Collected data
— Start —

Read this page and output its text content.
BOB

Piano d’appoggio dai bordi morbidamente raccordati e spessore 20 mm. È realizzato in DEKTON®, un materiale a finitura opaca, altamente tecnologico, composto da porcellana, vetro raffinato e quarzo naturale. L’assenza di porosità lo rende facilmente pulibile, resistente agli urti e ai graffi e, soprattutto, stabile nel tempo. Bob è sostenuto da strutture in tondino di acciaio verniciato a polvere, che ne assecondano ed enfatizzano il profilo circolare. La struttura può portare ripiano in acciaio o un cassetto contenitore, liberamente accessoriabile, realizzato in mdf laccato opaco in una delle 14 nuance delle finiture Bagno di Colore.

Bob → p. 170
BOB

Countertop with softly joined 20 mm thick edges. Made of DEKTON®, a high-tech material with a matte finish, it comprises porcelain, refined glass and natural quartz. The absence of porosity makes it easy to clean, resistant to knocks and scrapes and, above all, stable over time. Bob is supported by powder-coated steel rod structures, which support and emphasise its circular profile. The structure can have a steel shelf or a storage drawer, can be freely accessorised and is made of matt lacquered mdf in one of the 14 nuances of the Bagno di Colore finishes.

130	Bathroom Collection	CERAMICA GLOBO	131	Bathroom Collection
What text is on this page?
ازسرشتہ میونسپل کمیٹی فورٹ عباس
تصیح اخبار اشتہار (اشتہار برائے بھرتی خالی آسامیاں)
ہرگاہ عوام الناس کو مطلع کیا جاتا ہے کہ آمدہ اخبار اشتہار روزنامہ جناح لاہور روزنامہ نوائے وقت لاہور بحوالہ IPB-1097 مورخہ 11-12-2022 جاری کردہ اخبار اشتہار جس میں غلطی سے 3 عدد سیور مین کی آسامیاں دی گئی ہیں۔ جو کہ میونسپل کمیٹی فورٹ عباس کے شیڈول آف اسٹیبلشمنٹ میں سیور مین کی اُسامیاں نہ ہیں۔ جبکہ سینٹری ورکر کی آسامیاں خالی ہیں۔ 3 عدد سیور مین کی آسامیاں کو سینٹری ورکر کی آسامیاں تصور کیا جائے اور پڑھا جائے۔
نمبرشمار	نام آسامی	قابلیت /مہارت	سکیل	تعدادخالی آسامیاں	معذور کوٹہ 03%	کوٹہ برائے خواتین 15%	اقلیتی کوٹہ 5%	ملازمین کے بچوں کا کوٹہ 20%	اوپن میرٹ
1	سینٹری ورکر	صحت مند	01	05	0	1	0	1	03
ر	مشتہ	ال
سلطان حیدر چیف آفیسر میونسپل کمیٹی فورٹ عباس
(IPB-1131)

— End —

Work to do ▸
Starting from the line containing "What text is on this page?" and ending with the final line of the data, reproduce each line exactly as it appears, including no other lines.

Exercise result ▸
What text is on this page?
ازسرشتہ میونسپل کمیٹی فورٹ عباس
تصیح اخبار اشتہار (اشتہار برائے بھرتی خالی آسامیاں)
ہرگاہ عوام الناس کو مطلع کیا جاتا ہے کہ آمدہ اخبار اشتہار روزنامہ جناح لاہور روزنامہ نوائے وقت لاہور بحوالہ IPB-1097 مورخہ 11-12-2022 جاری کردہ اخبار اشتہار جس میں غلطی سے 3 عدد سیور مین کی آسامیاں دی گئی ہیں۔ جو کہ میونسپل کمیٹی فورٹ عباس کے شیڈول آف اسٹیبلشمنٹ میں سیور مین کی اُسامیاں نہ ہیں۔ جبکہ سینٹری ورکر کی آسامیاں خالی ہیں۔ 3 عدد سیور مین کی آسامیاں کو سینٹری ورکر کی آسامیاں تصور کیا جائے اور پڑھا جائے۔
نمبرشمار	نام آسامی	قابلیت /مہارت	سکیل	تعدادخالی آسامیاں	معذور کوٹہ 03%	کوٹہ برائے خواتین 15%	اقلیتی کوٹہ 5%	ملازمین کے بچوں کا کوٹہ 20%	اوپن میرٹ
1	سینٹری ورکر	صحت مند	01	05	0	1	0	1	03
ر	مشتہ	ال
سلطان حیدر چیف آفیسر میونسپل کمیٹی فورٹ عباس
(IPB-1131)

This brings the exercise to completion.